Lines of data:
* * * * * * *

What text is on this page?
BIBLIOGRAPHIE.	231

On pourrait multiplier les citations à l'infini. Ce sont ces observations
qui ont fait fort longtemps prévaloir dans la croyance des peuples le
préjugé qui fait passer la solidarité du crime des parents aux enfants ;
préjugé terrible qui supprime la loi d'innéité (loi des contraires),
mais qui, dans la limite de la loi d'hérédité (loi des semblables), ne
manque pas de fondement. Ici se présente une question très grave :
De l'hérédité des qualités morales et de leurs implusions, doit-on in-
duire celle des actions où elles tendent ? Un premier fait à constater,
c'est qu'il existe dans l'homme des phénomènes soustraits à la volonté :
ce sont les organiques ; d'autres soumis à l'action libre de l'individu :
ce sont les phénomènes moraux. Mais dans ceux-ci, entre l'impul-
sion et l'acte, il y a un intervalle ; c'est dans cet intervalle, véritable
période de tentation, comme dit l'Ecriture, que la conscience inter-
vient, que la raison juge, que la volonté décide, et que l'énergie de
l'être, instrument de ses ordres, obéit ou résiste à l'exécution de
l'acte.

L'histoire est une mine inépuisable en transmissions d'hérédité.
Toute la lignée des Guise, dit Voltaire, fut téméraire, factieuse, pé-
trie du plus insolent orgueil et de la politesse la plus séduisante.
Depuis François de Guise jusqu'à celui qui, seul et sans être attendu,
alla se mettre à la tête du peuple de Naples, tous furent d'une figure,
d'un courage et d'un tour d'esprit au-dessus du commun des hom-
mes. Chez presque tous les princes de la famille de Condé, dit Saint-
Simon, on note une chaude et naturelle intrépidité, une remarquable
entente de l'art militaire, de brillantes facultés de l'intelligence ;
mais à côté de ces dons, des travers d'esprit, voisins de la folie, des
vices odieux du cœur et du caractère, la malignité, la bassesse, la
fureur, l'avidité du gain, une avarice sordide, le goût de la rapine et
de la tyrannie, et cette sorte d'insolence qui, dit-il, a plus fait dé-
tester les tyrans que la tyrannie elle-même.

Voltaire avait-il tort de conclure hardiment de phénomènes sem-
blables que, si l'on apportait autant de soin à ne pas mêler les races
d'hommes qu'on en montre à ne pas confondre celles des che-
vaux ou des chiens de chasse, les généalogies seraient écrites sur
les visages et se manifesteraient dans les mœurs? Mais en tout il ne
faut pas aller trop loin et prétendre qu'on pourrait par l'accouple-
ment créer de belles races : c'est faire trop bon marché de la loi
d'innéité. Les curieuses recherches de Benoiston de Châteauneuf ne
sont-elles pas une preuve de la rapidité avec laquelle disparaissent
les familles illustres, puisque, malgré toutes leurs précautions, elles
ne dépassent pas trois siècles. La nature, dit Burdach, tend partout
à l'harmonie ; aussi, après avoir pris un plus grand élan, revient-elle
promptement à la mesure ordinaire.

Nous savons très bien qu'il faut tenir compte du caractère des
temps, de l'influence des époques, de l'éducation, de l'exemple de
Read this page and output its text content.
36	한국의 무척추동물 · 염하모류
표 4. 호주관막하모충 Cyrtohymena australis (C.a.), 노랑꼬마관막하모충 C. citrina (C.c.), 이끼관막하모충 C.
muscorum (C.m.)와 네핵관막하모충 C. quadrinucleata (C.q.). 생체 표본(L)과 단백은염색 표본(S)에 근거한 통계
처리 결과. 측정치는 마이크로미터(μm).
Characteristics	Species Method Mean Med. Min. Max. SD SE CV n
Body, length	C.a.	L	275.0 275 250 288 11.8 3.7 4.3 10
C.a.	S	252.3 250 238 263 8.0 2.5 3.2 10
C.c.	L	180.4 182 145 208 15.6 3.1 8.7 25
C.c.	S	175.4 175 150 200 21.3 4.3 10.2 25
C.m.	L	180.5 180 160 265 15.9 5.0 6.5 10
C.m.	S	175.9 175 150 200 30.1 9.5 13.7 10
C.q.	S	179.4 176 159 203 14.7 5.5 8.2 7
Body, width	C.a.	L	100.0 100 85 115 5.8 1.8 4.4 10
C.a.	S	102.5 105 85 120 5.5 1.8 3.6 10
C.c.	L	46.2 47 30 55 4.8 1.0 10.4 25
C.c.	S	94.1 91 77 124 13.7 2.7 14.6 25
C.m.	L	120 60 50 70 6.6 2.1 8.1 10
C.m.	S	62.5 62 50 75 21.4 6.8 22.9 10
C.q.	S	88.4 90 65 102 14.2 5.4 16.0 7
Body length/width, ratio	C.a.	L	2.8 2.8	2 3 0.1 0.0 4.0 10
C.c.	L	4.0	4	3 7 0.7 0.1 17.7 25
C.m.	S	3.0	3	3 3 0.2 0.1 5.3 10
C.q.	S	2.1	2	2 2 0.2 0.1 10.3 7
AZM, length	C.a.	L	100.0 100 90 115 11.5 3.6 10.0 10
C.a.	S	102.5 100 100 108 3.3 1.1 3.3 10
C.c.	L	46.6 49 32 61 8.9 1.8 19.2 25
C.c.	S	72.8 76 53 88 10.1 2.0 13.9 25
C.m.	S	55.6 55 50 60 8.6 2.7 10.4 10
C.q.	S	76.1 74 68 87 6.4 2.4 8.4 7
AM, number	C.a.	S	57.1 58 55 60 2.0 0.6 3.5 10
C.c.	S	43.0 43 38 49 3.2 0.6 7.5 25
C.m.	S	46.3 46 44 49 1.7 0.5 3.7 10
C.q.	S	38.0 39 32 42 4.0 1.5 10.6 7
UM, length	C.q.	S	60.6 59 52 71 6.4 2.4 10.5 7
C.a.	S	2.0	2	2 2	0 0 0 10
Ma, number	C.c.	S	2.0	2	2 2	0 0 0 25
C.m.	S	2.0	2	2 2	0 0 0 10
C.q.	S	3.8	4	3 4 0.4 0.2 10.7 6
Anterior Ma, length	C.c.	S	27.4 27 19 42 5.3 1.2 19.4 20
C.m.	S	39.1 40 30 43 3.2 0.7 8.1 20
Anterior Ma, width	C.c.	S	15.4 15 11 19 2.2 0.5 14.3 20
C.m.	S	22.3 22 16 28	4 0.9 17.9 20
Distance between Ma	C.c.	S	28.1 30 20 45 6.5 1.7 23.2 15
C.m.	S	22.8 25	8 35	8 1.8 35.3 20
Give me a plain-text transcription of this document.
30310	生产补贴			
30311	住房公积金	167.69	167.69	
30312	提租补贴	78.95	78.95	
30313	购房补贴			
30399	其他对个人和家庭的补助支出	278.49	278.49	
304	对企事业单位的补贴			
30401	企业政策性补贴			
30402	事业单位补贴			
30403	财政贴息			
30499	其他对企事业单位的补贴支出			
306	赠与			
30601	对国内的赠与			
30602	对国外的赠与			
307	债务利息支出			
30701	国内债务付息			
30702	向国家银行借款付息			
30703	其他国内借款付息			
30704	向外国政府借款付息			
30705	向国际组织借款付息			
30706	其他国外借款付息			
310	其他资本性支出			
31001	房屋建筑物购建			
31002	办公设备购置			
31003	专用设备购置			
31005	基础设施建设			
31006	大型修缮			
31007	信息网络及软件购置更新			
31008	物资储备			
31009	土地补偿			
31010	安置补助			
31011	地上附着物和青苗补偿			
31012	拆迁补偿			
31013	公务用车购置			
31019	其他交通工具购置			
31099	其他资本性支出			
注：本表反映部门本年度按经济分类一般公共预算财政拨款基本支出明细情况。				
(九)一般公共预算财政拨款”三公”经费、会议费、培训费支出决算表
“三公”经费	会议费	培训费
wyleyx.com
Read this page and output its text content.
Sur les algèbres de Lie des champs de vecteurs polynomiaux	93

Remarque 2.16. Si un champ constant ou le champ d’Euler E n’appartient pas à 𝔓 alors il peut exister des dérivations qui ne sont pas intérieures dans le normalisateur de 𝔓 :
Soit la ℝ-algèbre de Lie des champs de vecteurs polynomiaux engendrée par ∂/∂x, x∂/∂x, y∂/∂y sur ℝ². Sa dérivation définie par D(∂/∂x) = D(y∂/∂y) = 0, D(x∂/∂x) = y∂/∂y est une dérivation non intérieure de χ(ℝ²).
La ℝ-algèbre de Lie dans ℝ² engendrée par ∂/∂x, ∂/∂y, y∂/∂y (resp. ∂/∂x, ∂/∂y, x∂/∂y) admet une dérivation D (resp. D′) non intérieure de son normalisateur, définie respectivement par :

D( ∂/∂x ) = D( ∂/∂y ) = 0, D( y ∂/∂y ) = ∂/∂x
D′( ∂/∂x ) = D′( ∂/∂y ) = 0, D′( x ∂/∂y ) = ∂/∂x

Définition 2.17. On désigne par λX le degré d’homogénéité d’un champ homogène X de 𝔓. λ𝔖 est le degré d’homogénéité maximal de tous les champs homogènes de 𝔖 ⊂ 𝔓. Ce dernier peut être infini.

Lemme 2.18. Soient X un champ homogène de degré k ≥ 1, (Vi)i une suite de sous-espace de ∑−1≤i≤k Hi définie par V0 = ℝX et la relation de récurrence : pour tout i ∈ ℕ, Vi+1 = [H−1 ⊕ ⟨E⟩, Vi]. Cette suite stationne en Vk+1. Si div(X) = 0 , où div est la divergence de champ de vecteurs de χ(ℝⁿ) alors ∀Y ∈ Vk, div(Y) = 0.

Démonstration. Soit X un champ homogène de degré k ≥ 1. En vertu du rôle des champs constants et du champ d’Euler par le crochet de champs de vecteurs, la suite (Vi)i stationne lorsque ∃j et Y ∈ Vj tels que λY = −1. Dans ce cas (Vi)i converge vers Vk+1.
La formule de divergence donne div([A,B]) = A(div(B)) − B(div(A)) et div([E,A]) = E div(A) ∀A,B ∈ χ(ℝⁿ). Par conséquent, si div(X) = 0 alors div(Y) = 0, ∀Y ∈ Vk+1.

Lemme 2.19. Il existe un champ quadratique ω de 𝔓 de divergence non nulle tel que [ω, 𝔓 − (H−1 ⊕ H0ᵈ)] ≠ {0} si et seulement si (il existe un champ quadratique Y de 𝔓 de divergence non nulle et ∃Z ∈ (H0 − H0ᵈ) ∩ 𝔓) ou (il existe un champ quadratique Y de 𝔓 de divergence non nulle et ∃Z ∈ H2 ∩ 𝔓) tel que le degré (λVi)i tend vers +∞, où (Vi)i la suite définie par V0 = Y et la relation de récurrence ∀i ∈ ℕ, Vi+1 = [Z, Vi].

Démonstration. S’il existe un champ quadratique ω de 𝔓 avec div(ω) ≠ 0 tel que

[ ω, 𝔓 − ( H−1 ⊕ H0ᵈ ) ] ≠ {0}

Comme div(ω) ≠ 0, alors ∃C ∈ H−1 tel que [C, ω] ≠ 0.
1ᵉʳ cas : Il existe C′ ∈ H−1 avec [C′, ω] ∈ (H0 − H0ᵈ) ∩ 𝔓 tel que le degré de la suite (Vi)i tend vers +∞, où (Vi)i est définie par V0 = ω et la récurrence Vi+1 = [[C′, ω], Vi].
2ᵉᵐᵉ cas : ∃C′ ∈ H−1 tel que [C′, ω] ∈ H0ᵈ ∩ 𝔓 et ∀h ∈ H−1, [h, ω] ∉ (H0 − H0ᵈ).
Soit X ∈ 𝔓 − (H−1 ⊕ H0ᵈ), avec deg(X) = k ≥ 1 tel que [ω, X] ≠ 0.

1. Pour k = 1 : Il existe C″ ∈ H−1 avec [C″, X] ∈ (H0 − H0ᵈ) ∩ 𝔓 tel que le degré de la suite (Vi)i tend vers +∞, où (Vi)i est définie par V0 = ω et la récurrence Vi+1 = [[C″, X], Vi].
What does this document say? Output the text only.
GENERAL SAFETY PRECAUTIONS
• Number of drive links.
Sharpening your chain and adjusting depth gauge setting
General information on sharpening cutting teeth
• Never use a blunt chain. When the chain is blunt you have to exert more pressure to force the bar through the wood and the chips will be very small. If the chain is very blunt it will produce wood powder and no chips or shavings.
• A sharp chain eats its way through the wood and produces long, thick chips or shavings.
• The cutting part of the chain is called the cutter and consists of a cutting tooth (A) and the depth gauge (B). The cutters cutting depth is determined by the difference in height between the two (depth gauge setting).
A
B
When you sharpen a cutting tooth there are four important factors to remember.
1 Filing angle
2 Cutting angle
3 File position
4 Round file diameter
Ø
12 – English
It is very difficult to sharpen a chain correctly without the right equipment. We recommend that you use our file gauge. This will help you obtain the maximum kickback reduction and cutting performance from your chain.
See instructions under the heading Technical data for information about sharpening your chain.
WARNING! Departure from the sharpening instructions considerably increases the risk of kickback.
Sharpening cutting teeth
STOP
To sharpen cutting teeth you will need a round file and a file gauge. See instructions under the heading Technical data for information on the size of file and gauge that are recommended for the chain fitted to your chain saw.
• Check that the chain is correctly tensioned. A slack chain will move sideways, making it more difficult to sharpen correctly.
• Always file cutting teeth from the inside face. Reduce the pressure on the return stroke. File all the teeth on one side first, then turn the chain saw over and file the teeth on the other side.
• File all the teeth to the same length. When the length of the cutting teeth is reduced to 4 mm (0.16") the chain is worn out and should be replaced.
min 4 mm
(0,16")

* * * * * * *

#### [Instructions for the task]
Check each line above for the string "engendrée", then copy the ones that have it.

#### [Solution for this task]
Soit la ℝ-algèbre de Lie des champs de vecteurs polynomiaux engendrée par ∂/∂x, x∂/∂x, y∂/∂y sur ℝ². Sa dérivation définie par D(∂/∂x) = D(y∂/∂y) = 0, D(x∂/∂x) = y∂/∂y est une dérivation non intérieure de χ(ℝ²).
La ℝ-algèbre de Lie dans ℝ² engendrée par ∂/∂x, ∂/∂y, y∂/∂y (resp. ∂/∂x, ∂/∂y, x∂/∂y) admet une dérivation D (resp. D′) non intérieure de son normalisateur, définie respectivement par :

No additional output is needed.